Answer with a single number: how many lines in the listing below include "this"?

(Stored data)
• • •
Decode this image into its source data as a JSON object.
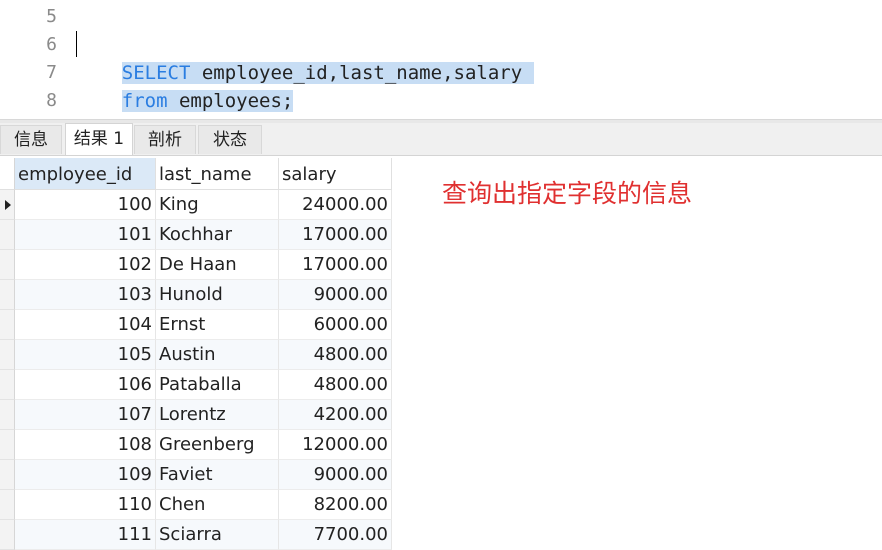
{
  "editor": {
    "line_numbers": [
      "5",
      "6",
      "7",
      "8"
    ],
    "lines": [
      {
        "keyword": "SELECT",
        "rest": " employee_id,last_name,salary "
      },
      {
        "keyword": "from",
        "rest": " employees;"
      }
    ]
  },
  "tabs": [
    {
      "label": "信息"
    },
    {
      "label": "结果 1"
    },
    {
      "label": "剖析"
    },
    {
      "label": "状态"
    }
  ],
  "grid": {
    "columns": [
      "employee_id",
      "last_name",
      "salary"
    ],
    "rows": [
      {
        "employee_id": "100",
        "last_name": "King",
        "salary": "24000.00"
      },
      {
        "employee_id": "101",
        "last_name": "Kochhar",
        "salary": "17000.00"
      },
      {
        "employee_id": "102",
        "last_name": "De Haan",
        "salary": "17000.00"
      },
      {
        "employee_id": "103",
        "last_name": "Hunold",
        "salary": "9000.00"
      },
      {
        "employee_id": "104",
        "last_name": "Ernst",
        "salary": "6000.00"
      },
      {
        "employee_id": "105",
        "last_name": "Austin",
        "salary": "4800.00"
      },
      {
        "employee_id": "106",
        "last_name": "Pataballa",
        "salary": "4800.00"
      },
      {
        "employee_id": "107",
        "last_name": "Lorentz",
        "salary": "4200.00"
      },
      {
        "employee_id": "108",
        "last_name": "Greenberg",
        "salary": "12000.00"
      },
      {
        "employee_id": "109",
        "last_name": "Faviet",
        "salary": "9000.00"
      },
      {
        "employee_id": "110",
        "last_name": "Chen",
        "salary": "8200.00"
      },
      {
        "employee_id": "111",
        "last_name": "Sciarra",
        "salary": "7700.00"
      }
    ]
  },
  "annotation": "查询出指定字段的信息",
  "colors": {
    "keyword": "#2a7de1",
    "selection": "#c7ddf4",
    "annotation": "#e03030",
    "header_selected": "#dbe9f7"
  }
}
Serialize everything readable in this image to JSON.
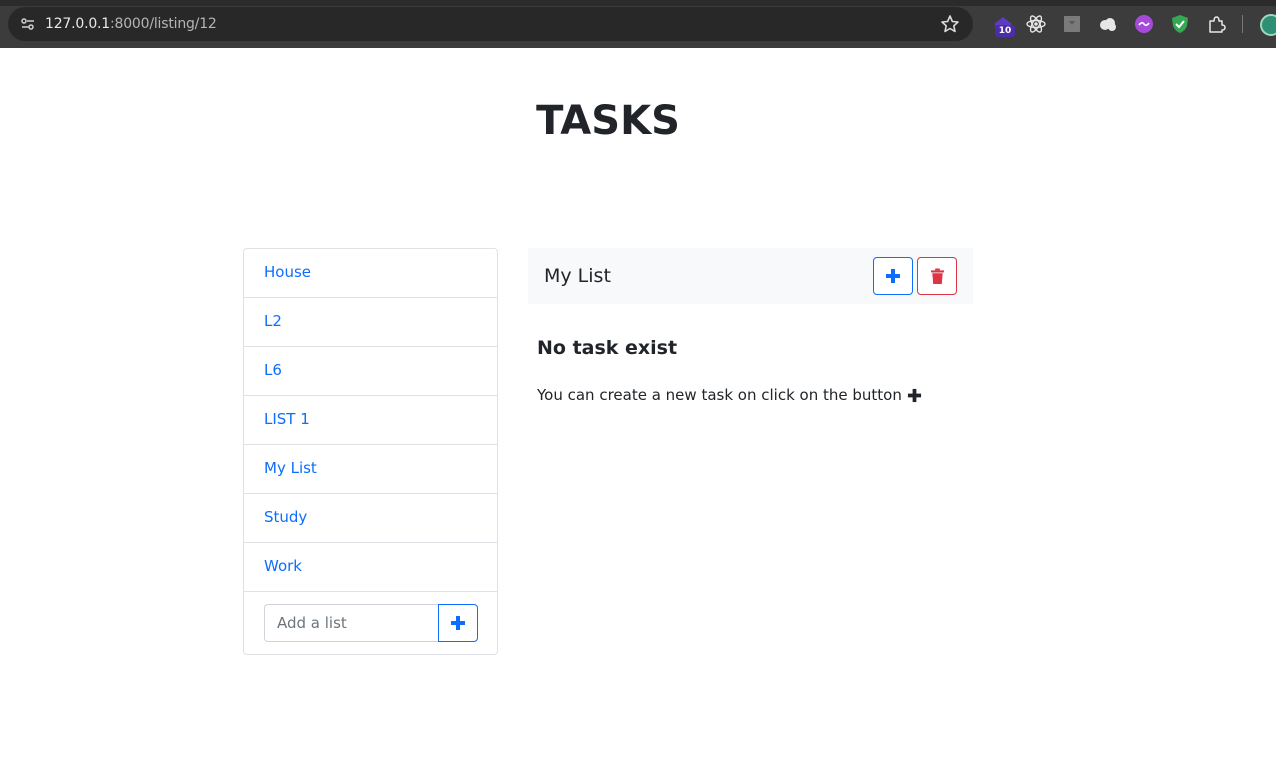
{
  "browser": {
    "url_host": "127.0.0.1",
    "url_path": ":8000/listing/12",
    "extension_badge": "10"
  },
  "page": {
    "title": "TASKS"
  },
  "sidebar": {
    "items": [
      {
        "label": "House"
      },
      {
        "label": "L2"
      },
      {
        "label": "L6"
      },
      {
        "label": "LIST 1"
      },
      {
        "label": "My List"
      },
      {
        "label": "Study"
      },
      {
        "label": "Work"
      }
    ],
    "add_placeholder": "Add a list"
  },
  "main": {
    "list_title": "My List",
    "empty_title": "No task exist",
    "empty_text": "You can create a new task on click on the button"
  },
  "colors": {
    "primary": "#0d6efd",
    "danger": "#dc3545",
    "text": "#212529",
    "border": "#dee2e6",
    "header_bg": "#f8f9fa"
  }
}
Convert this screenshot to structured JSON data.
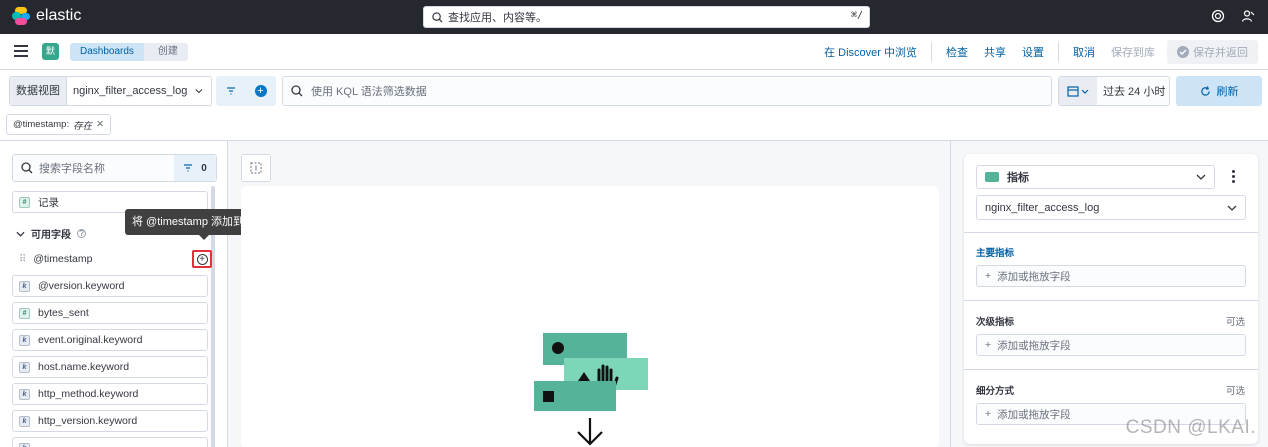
{
  "topbar": {
    "brand": "elastic",
    "search_placeholder": "查找应用、内容等。",
    "search_shortcut": "⌘/",
    "icons": [
      "help-icon",
      "user-icon"
    ]
  },
  "header": {
    "space_initial": "默",
    "breadcrumbs": [
      "Dashboards",
      "创建"
    ],
    "links": [
      "在 Discover 中浏览",
      "检查",
      "共享",
      "设置"
    ],
    "cancel": "取消",
    "save_to_library": "保存到库",
    "save_and_return": "保存并返回"
  },
  "querybar": {
    "dataview_label": "数据视图",
    "dataview_value": "nginx_filter_access_log",
    "kql_placeholder": "使用 KQL 语法筛选数据",
    "time_range": "过去 24 小时",
    "refresh": "刷新"
  },
  "filter_pill": {
    "field": "@timestamp:",
    "value": "存在"
  },
  "sidebar": {
    "search_placeholder": "搜索字段名称",
    "filter_count": "0",
    "records_label": "记录",
    "section_title": "可用字段",
    "tooltip": "将 @timestamp 添加到工作区",
    "fields": [
      {
        "name": "@timestamp",
        "type": "date"
      },
      {
        "name": "@version.keyword",
        "type": "k"
      },
      {
        "name": "bytes_sent",
        "type": "#"
      },
      {
        "name": "event.original.keyword",
        "type": "k"
      },
      {
        "name": "host.name.keyword",
        "type": "k"
      },
      {
        "name": "http_method.keyword",
        "type": "k"
      },
      {
        "name": "http_version.keyword",
        "type": "k"
      }
    ]
  },
  "config": {
    "vis_type": "指标",
    "dataview": "nginx_filter_access_log",
    "primary_metric": "主要指标",
    "secondary_metric": "次级指标",
    "breakdown": "细分方式",
    "optional": "可选",
    "drop_hint": "添加或拖放字段"
  },
  "watermark": "CSDN @LKAI."
}
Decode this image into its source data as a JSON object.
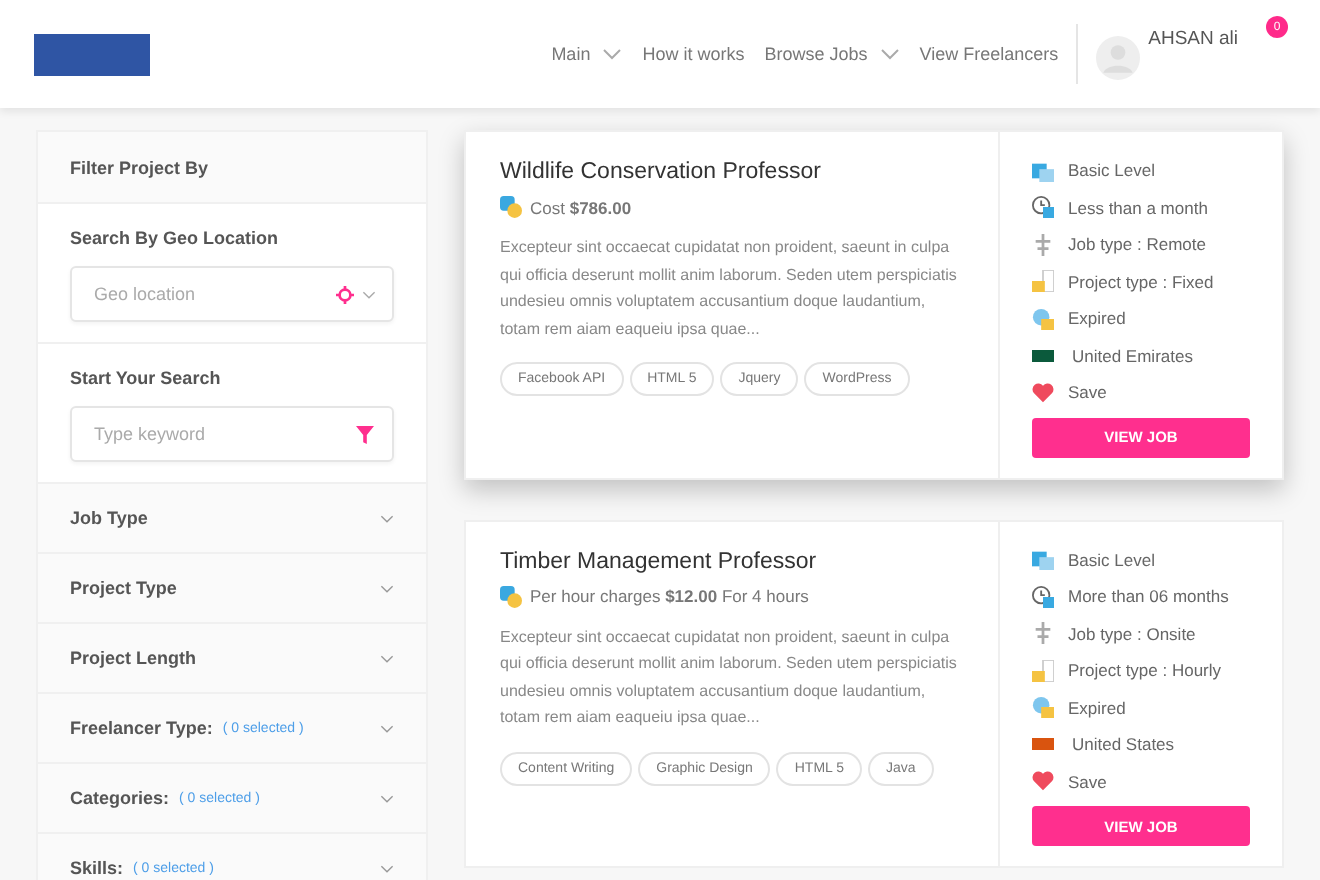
• • •
The answer ▸
4